● EXCERPT
-=-=-=-=-
1. BIE isnt required, but there should be an index on the biocache service machine in the usual place (/data/lucence/namematching). This will then be used for taxon resolution.

2. Im surprised this causes an issue. Whitespace in those codes can be an issue.

3. Can you supply more detail ? A NPE would suggest a bug or bad config. The way we index large datasets is to use the offline method of indexing using the "bulk-processor" option in the command line tool.

From: Ala-portal <ala-portal-bounces@lists.gbif.org> on behalf of Marie Elise Lecoq <melecoq@gbif.fr>
Sent: 25 May 2016 03:36
To: ala-portal@lists.gbif.org
Subject: [Ala-portal] [Indexation] Questions

Hi all !

I have few questions about the indexation :

1. It seems that some occurrences are wrongly indexed. For example, if I search "Pica Pica", the three first results will be not relevant (http://recherche.gbif.fr/occurrences/search?taxa=Pica+pica). Do I need to change something on the nameindexer ? I don't have a BIE instance on our system, do I need to install one in order to help ?

2. We have some provider codes with punctuation (e.g. comma, dot ). It's seems that the link between collection, institution and dataresource is not made due to this. It works with accents.

3. I try to index a data resource with more than 20 million occurrences and I have a NullPointerException, it's seems that guid is not found. I can upload data resource with much less data inside so I guess the problem comme from the data resource itself (size ?). Do you have a special way to deal with huge data resource ?

Thanks in advance for your help :-)!

Cheers,

Marie
-=-=-=-=-
● WHAT YOU NEED TO DO
Can you transcribe, word for word, the part of the indexing thread above that opens with the words containing "3. Can you supply" and closes with "command line tool."?

● AVAILABLE DATA
-=-=-=-=-
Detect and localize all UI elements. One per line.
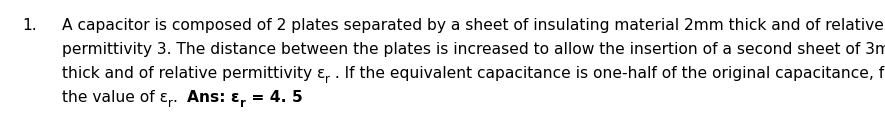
-=-=-=-=-
● EXERCISE ANSWER
3. Can you supply more detail ? A NPE would suggest a bug or bad config. The way we index large datasets is to use the offline method of indexing using the "bulk-processor" option in the command line tool.